Records about charts and figures:
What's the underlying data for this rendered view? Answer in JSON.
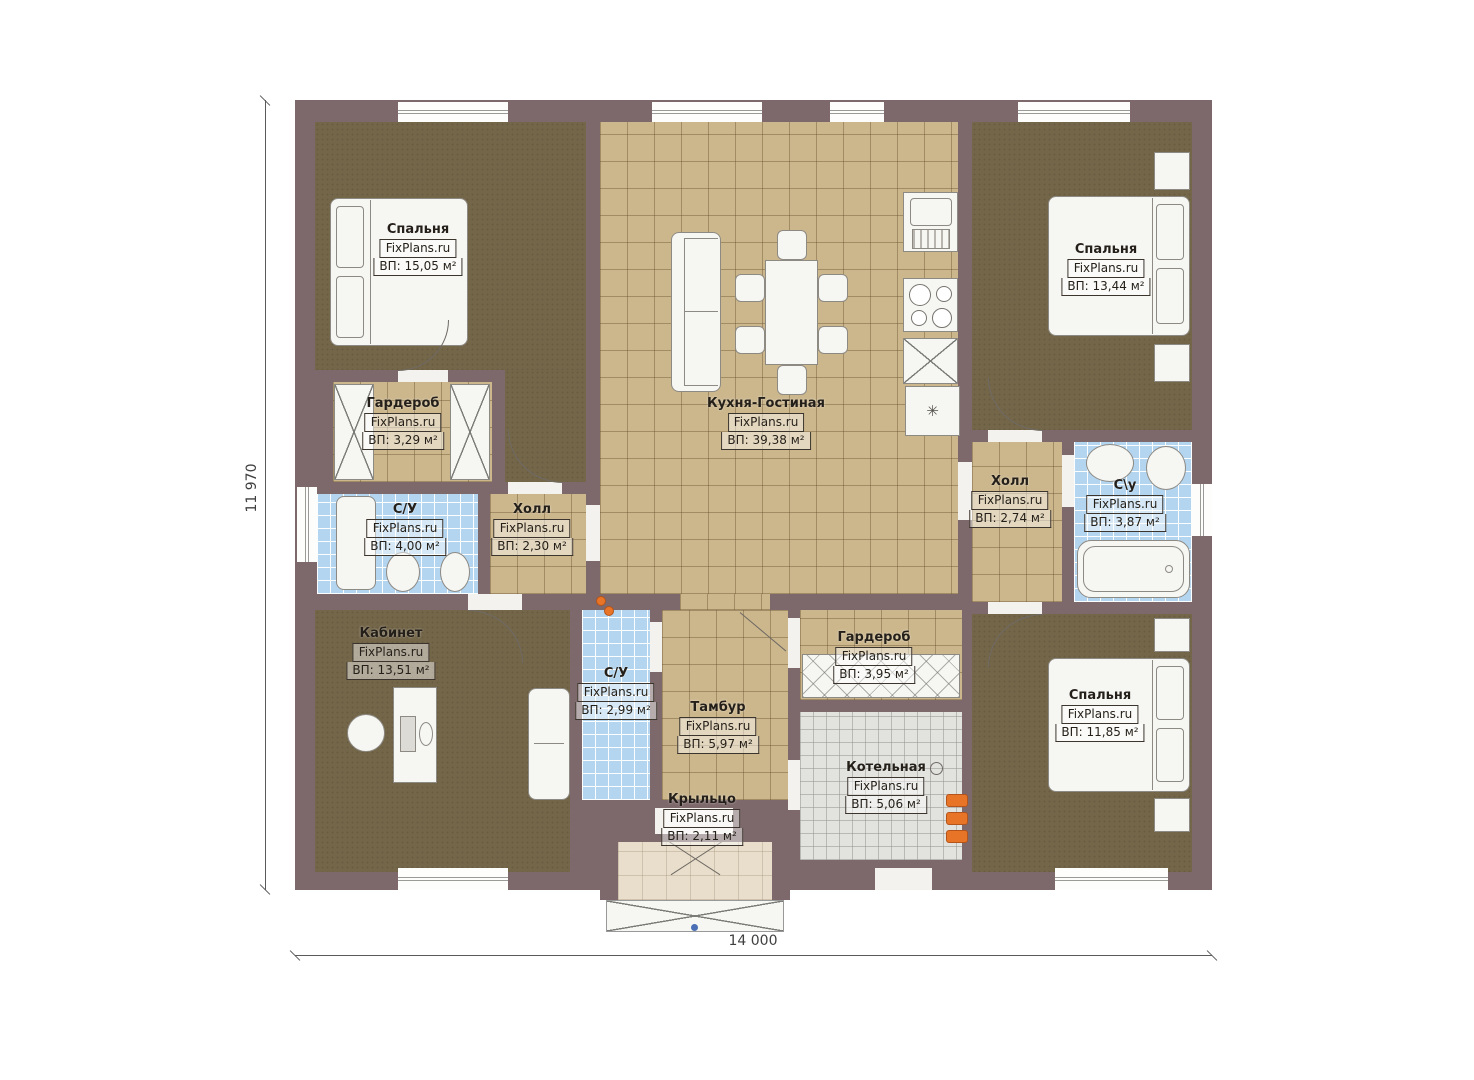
{
  "plan": {
    "watermark": "FixPlans.ru",
    "dimensions": {
      "bottom": "14 000",
      "left": "11 970"
    },
    "rooms": [
      {
        "name": "Спальня",
        "watermark": "FixPlans.ru",
        "area": "ВП: 15,05 м²"
      },
      {
        "name": "Гардероб",
        "watermark": "FixPlans.ru",
        "area": "ВП: 3,29 м²"
      },
      {
        "name": "С/У",
        "watermark": "FixPlans.ru",
        "area": "ВП: 4,00 м²"
      },
      {
        "name": "Холл",
        "watermark": "FixPlans.ru",
        "area": "ВП: 2,30 м²"
      },
      {
        "name": "Кухня-Гостиная",
        "watermark": "FixPlans.ru",
        "area": "ВП: 39,38 м²"
      },
      {
        "name": "Спальня",
        "watermark": "FixPlans.ru",
        "area": "ВП: 13,44 м²"
      },
      {
        "name": "Холл",
        "watermark": "FixPlans.ru",
        "area": "ВП: 2,74 м²"
      },
      {
        "name": "С\\у",
        "watermark": "FixPlans.ru",
        "area": "ВП: 3,87 м²"
      },
      {
        "name": "Кабинет",
        "watermark": "FixPlans.ru",
        "area": "ВП: 13,51 м²"
      },
      {
        "name": "С/У",
        "watermark": "FixPlans.ru",
        "area": "ВП: 2,99 м²"
      },
      {
        "name": "Тамбур",
        "watermark": "FixPlans.ru",
        "area": "ВП: 5,97 м²"
      },
      {
        "name": "Гардероб",
        "watermark": "FixPlans.ru",
        "area": "ВП: 3,95 м²"
      },
      {
        "name": "Котельная",
        "watermark": "FixPlans.ru",
        "area": "ВП: 5,06 м²"
      },
      {
        "name": "Спальня",
        "watermark": "FixPlans.ru",
        "area": "ВП: 11,85 м²"
      },
      {
        "name": "Крыльцо",
        "watermark": "FixPlans.ru",
        "area": "ВП: 2,11 м²"
      }
    ],
    "icons": {
      "fridge_snowflake": "✳"
    },
    "colors": {
      "wall": "#7d686b",
      "bedroom_floor": "#746649",
      "tile_floor": "#ccb78d",
      "bath_floor": "#b4d5ef",
      "boiler_floor": "#e2e2df",
      "porch_floor": "#e8decb"
    }
  }
}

### TASK TO CARRY OUT
Repeat the listing verbatim. Skip the pictures.

### WRITTEN SOLUTION
What's the underlying data for this rendered view? Answer in JSON.
{
  "plan": {
    "watermark": "FixPlans.ru",
    "dimensions": {
      "bottom": "14 000",
      "left": "11 970"
    },
    "rooms": [
      {
        "name": "Спальня",
        "watermark": "FixPlans.ru",
        "area": "ВП: 15,05 м²"
      },
      {
        "name": "Гардероб",
        "watermark": "FixPlans.ru",
        "area": "ВП: 3,29 м²"
      },
      {
        "name": "С/У",
        "watermark": "FixPlans.ru",
        "area": "ВП: 4,00 м²"
      },
      {
        "name": "Холл",
        "watermark": "FixPlans.ru",
        "area": "ВП: 2,30 м²"
      },
      {
        "name": "Кухня-Гостиная",
        "watermark": "FixPlans.ru",
        "area": "ВП: 39,38 м²"
      },
      {
        "name": "Спальня",
        "watermark": "FixPlans.ru",
        "area": "ВП: 13,44 м²"
      },
      {
        "name": "Холл",
        "watermark": "FixPlans.ru",
        "area": "ВП: 2,74 м²"
      },
      {
        "name": "С\\у",
        "watermark": "FixPlans.ru",
        "area": "ВП: 3,87 м²"
      },
      {
        "name": "Кабинет",
        "watermark": "FixPlans.ru",
        "area": "ВП: 13,51 м²"
      },
      {
        "name": "С/У",
        "watermark": "FixPlans.ru",
        "area": "ВП: 2,99 м²"
      },
      {
        "name": "Тамбур",
        "watermark": "FixPlans.ru",
        "area": "ВП: 5,97 м²"
      },
      {
        "name": "Гардероб",
        "watermark": "FixPlans.ru",
        "area": "ВП: 3,95 м²"
      },
      {
        "name": "Котельная",
        "watermark": "FixPlans.ru",
        "area": "ВП: 5,06 м²"
      },
      {
        "name": "Спальня",
        "watermark": "FixPlans.ru",
        "area": "ВП: 11,85 м²"
      },
      {
        "name": "Крыльцо",
        "watermark": "FixPlans.ru",
        "area": "ВП: 2,11 м²"
      }
    ],
    "icons": {
      "fridge_snowflake": "✳"
    },
    "colors": {
      "wall": "#7d686b",
      "bedroom_floor": "#746649",
      "tile_floor": "#ccb78d",
      "bath_floor": "#b4d5ef",
      "boiler_floor": "#e2e2df",
      "porch_floor": "#e8decb"
    }
  }
}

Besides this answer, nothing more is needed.